* _Aim_
Copy all of the material word for word, except for the pictures.

* _Material for the task_
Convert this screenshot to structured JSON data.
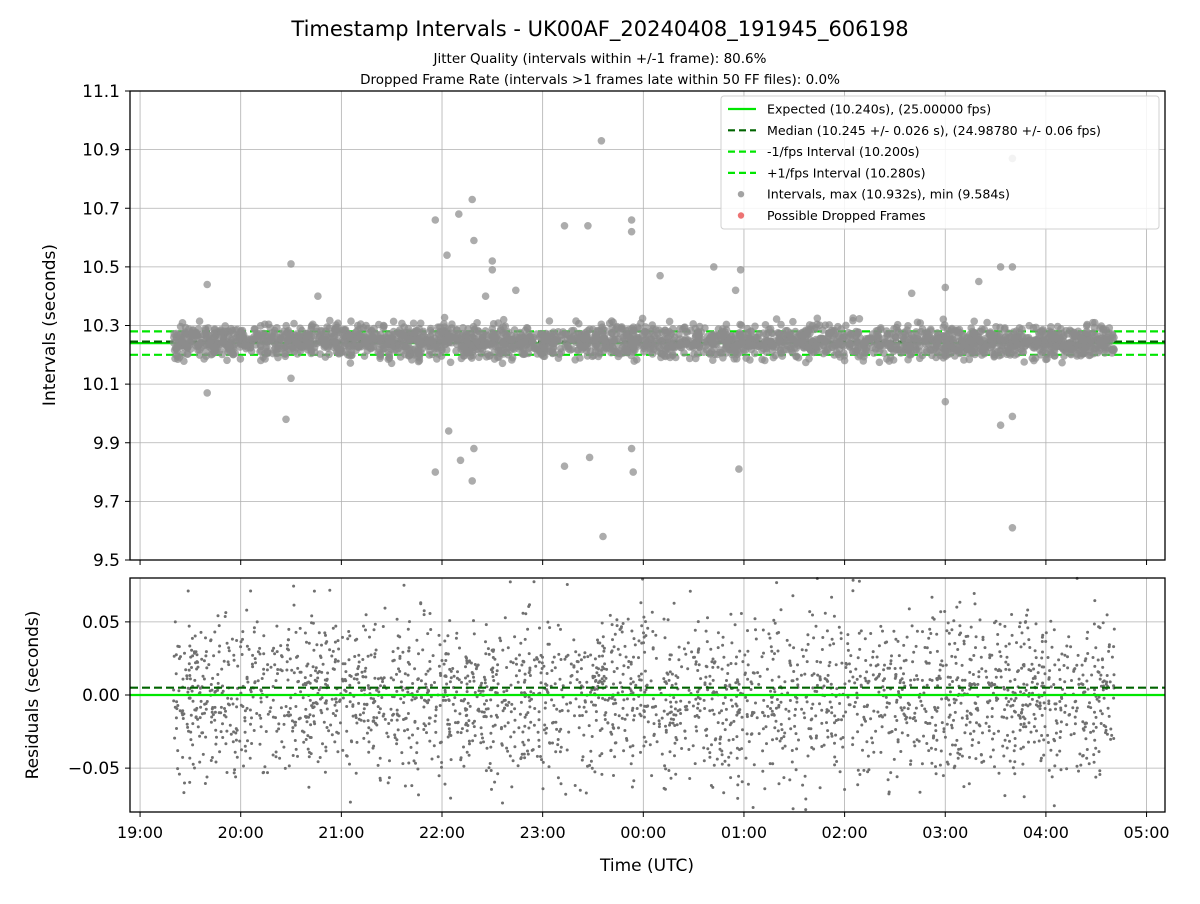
{
  "chart_data": [
    {
      "type": "scatter",
      "panel": "intervals",
      "title": "Timestamp Intervals - UK00AF_20240408_191945_606198",
      "subtitle_lines": [
        "Jitter Quality (intervals within +/-1 frame): 80.6%",
        "Dropped Frame Rate (intervals >1 frames late within 50 FF files): 0.0%"
      ],
      "xlabel": "",
      "ylabel": "Intervals (seconds)",
      "ylim": [
        9.5,
        11.1
      ],
      "y_ticks": [
        "9.5",
        "9.7",
        "9.9",
        "10.1",
        "10.3",
        "10.5",
        "10.7",
        "10.9",
        "11.1"
      ],
      "y_tick_values": [
        9.5,
        9.7,
        9.9,
        10.1,
        10.3,
        10.5,
        10.7,
        10.9,
        11.1
      ],
      "grid": true,
      "legend_position": "upper right",
      "legend": [
        {
          "label": "Expected (10.240s), (25.00000 fps)",
          "style": "solid",
          "color": "#00e600"
        },
        {
          "label": "Median (10.245 +/- 0.026 s), (24.98780 +/- 0.06 fps)",
          "style": "dashed",
          "color": "#006400"
        },
        {
          "label": "-1/fps Interval (10.200s)",
          "style": "dashed",
          "color": "#00e600"
        },
        {
          "label": "+1/fps Interval (10.280s)",
          "style": "dashed",
          "color": "#00e600"
        },
        {
          "label": "Intervals, max (10.932s), min (9.584s)",
          "style": "marker",
          "color": "#8c8c8c"
        },
        {
          "label": "Possible Dropped Frames",
          "style": "marker",
          "color": "#e85050"
        }
      ],
      "reference_lines": {
        "expected": 10.24,
        "median": 10.245,
        "minus_one_fps": 10.2,
        "plus_one_fps": 10.28
      },
      "series": [
        {
          "name": "Intervals, max (10.932s), min (9.584s)",
          "color": "#8c8c8c",
          "band": {
            "x_start": "2024-04-08 19:20",
            "x_end": "2024-04-09 04:41",
            "core_min": 10.2,
            "core_max": 10.3
          },
          "outliers": [
            {
              "x": "19:40",
              "y": 10.44
            },
            {
              "x": "20:30",
              "y": 10.51
            },
            {
              "x": "20:46",
              "y": 10.4
            },
            {
              "x": "20:27",
              "y": 9.98
            },
            {
              "x": "21:56",
              "y": 10.66
            },
            {
              "x": "22:03",
              "y": 10.54
            },
            {
              "x": "22:10",
              "y": 10.68
            },
            {
              "x": "22:18",
              "y": 10.73
            },
            {
              "x": "22:19",
              "y": 10.59
            },
            {
              "x": "22:30",
              "y": 10.52
            },
            {
              "x": "22:30",
              "y": 10.49
            },
            {
              "x": "21:56",
              "y": 9.8
            },
            {
              "x": "22:04",
              "y": 9.94
            },
            {
              "x": "22:11",
              "y": 9.84
            },
            {
              "x": "22:19",
              "y": 9.88
            },
            {
              "x": "22:18",
              "y": 9.77
            },
            {
              "x": "22:26",
              "y": 10.4
            },
            {
              "x": "22:44",
              "y": 10.42
            },
            {
              "x": "23:13",
              "y": 10.64
            },
            {
              "x": "23:27",
              "y": 10.64
            },
            {
              "x": "23:35",
              "y": 10.93
            },
            {
              "x": "23:53",
              "y": 10.62
            },
            {
              "x": "23:53",
              "y": 10.66
            },
            {
              "x": "23:13",
              "y": 9.82
            },
            {
              "x": "23:28",
              "y": 9.85
            },
            {
              "x": "23:53",
              "y": 9.88
            },
            {
              "x": "23:54",
              "y": 9.8
            },
            {
              "x": "23:36",
              "y": 9.58
            },
            {
              "x": "00:10",
              "y": 10.47
            },
            {
              "x": "00:42",
              "y": 10.5
            },
            {
              "x": "00:55",
              "y": 10.42
            },
            {
              "x": "00:57",
              "y": 9.81
            },
            {
              "x": "00:58",
              "y": 10.49
            },
            {
              "x": "03:00",
              "y": 10.43
            },
            {
              "x": "03:20",
              "y": 10.45
            },
            {
              "x": "03:33",
              "y": 10.5
            },
            {
              "x": "03:40",
              "y": 10.5
            },
            {
              "x": "03:40",
              "y": 10.87
            },
            {
              "x": "03:40",
              "y": 9.61
            },
            {
              "x": "03:33",
              "y": 9.96
            },
            {
              "x": "03:40",
              "y": 9.99
            },
            {
              "x": "03:00",
              "y": 10.04
            },
            {
              "x": "02:40",
              "y": 10.41
            },
            {
              "x": "19:40",
              "y": 10.07
            },
            {
              "x": "20:30",
              "y": 10.12
            }
          ]
        },
        {
          "name": "Possible Dropped Frames",
          "color": "#e85050",
          "points": []
        }
      ]
    },
    {
      "type": "scatter",
      "panel": "residuals",
      "xlabel": "Time (UTC)",
      "ylabel": "Residuals (seconds)",
      "ylim": [
        -0.08,
        0.08
      ],
      "y_ticks": [
        "−0.05",
        "0.00",
        "0.05"
      ],
      "y_tick_values": [
        -0.05,
        0.0,
        0.05
      ],
      "xlim": [
        "2024-04-08 18:54",
        "2024-04-09 05:11"
      ],
      "x_ticks": [
        "19:00",
        "20:00",
        "21:00",
        "22:00",
        "23:00",
        "00:00",
        "01:00",
        "02:00",
        "03:00",
        "04:00",
        "05:00"
      ],
      "grid": true,
      "reference_lines": {
        "zero": 0.0,
        "median_offset": 0.005
      },
      "series": [
        {
          "name": "Residuals",
          "color": "#707070",
          "band": {
            "x_start": "2024-04-08 19:20",
            "x_end": "2024-04-09 04:41",
            "y_min": -0.08,
            "y_max": 0.08
          }
        }
      ]
    }
  ]
}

* _Answer for the task_
Convert this screenshot to structured JSON data.
{
  "chart_data": [
    {
      "type": "scatter",
      "panel": "intervals",
      "title": "Timestamp Intervals - UK00AF_20240408_191945_606198",
      "subtitle_lines": [
        "Jitter Quality (intervals within +/-1 frame): 80.6%",
        "Dropped Frame Rate (intervals >1 frames late within 50 FF files): 0.0%"
      ],
      "xlabel": "",
      "ylabel": "Intervals (seconds)",
      "ylim": [
        9.5,
        11.1
      ],
      "y_ticks": [
        "9.5",
        "9.7",
        "9.9",
        "10.1",
        "10.3",
        "10.5",
        "10.7",
        "10.9",
        "11.1"
      ],
      "y_tick_values": [
        9.5,
        9.7,
        9.9,
        10.1,
        10.3,
        10.5,
        10.7,
        10.9,
        11.1
      ],
      "grid": true,
      "legend_position": "upper right",
      "legend": [
        {
          "label": "Expected (10.240s), (25.00000 fps)",
          "style": "solid",
          "color": "#00e600"
        },
        {
          "label": "Median (10.245 +/- 0.026 s), (24.98780 +/- 0.06 fps)",
          "style": "dashed",
          "color": "#006400"
        },
        {
          "label": "-1/fps Interval (10.200s)",
          "style": "dashed",
          "color": "#00e600"
        },
        {
          "label": "+1/fps Interval (10.280s)",
          "style": "dashed",
          "color": "#00e600"
        },
        {
          "label": "Intervals, max (10.932s), min (9.584s)",
          "style": "marker",
          "color": "#8c8c8c"
        },
        {
          "label": "Possible Dropped Frames",
          "style": "marker",
          "color": "#e85050"
        }
      ],
      "reference_lines": {
        "expected": 10.24,
        "median": 10.245,
        "minus_one_fps": 10.2,
        "plus_one_fps": 10.28
      },
      "series": [
        {
          "name": "Intervals, max (10.932s), min (9.584s)",
          "color": "#8c8c8c",
          "band": {
            "x_start": "2024-04-08 19:20",
            "x_end": "2024-04-09 04:41",
            "core_min": 10.2,
            "core_max": 10.3
          },
          "outliers": [
            {
              "x": "19:40",
              "y": 10.44
            },
            {
              "x": "20:30",
              "y": 10.51
            },
            {
              "x": "20:46",
              "y": 10.4
            },
            {
              "x": "20:27",
              "y": 9.98
            },
            {
              "x": "21:56",
              "y": 10.66
            },
            {
              "x": "22:03",
              "y": 10.54
            },
            {
              "x": "22:10",
              "y": 10.68
            },
            {
              "x": "22:18",
              "y": 10.73
            },
            {
              "x": "22:19",
              "y": 10.59
            },
            {
              "x": "22:30",
              "y": 10.52
            },
            {
              "x": "22:30",
              "y": 10.49
            },
            {
              "x": "21:56",
              "y": 9.8
            },
            {
              "x": "22:04",
              "y": 9.94
            },
            {
              "x": "22:11",
              "y": 9.84
            },
            {
              "x": "22:19",
              "y": 9.88
            },
            {
              "x": "22:18",
              "y": 9.77
            },
            {
              "x": "22:26",
              "y": 10.4
            },
            {
              "x": "22:44",
              "y": 10.42
            },
            {
              "x": "23:13",
              "y": 10.64
            },
            {
              "x": "23:27",
              "y": 10.64
            },
            {
              "x": "23:35",
              "y": 10.93
            },
            {
              "x": "23:53",
              "y": 10.62
            },
            {
              "x": "23:53",
              "y": 10.66
            },
            {
              "x": "23:13",
              "y": 9.82
            },
            {
              "x": "23:28",
              "y": 9.85
            },
            {
              "x": "23:53",
              "y": 9.88
            },
            {
              "x": "23:54",
              "y": 9.8
            },
            {
              "x": "23:36",
              "y": 9.58
            },
            {
              "x": "00:10",
              "y": 10.47
            },
            {
              "x": "00:42",
              "y": 10.5
            },
            {
              "x": "00:55",
              "y": 10.42
            },
            {
              "x": "00:57",
              "y": 9.81
            },
            {
              "x": "00:58",
              "y": 10.49
            },
            {
              "x": "03:00",
              "y": 10.43
            },
            {
              "x": "03:20",
              "y": 10.45
            },
            {
              "x": "03:33",
              "y": 10.5
            },
            {
              "x": "03:40",
              "y": 10.5
            },
            {
              "x": "03:40",
              "y": 10.87
            },
            {
              "x": "03:40",
              "y": 9.61
            },
            {
              "x": "03:33",
              "y": 9.96
            },
            {
              "x": "03:40",
              "y": 9.99
            },
            {
              "x": "03:00",
              "y": 10.04
            },
            {
              "x": "02:40",
              "y": 10.41
            },
            {
              "x": "19:40",
              "y": 10.07
            },
            {
              "x": "20:30",
              "y": 10.12
            }
          ]
        },
        {
          "name": "Possible Dropped Frames",
          "color": "#e85050",
          "points": []
        }
      ]
    },
    {
      "type": "scatter",
      "panel": "residuals",
      "xlabel": "Time (UTC)",
      "ylabel": "Residuals (seconds)",
      "ylim": [
        -0.08,
        0.08
      ],
      "y_ticks": [
        "−0.05",
        "0.00",
        "0.05"
      ],
      "y_tick_values": [
        -0.05,
        0.0,
        0.05
      ],
      "xlim": [
        "2024-04-08 18:54",
        "2024-04-09 05:11"
      ],
      "x_ticks": [
        "19:00",
        "20:00",
        "21:00",
        "22:00",
        "23:00",
        "00:00",
        "01:00",
        "02:00",
        "03:00",
        "04:00",
        "05:00"
      ],
      "grid": true,
      "reference_lines": {
        "zero": 0.0,
        "median_offset": 0.005
      },
      "series": [
        {
          "name": "Residuals",
          "color": "#707070",
          "band": {
            "x_start": "2024-04-08 19:20",
            "x_end": "2024-04-09 04:41",
            "y_min": -0.08,
            "y_max": 0.08
          }
        }
      ]
    }
  ]
}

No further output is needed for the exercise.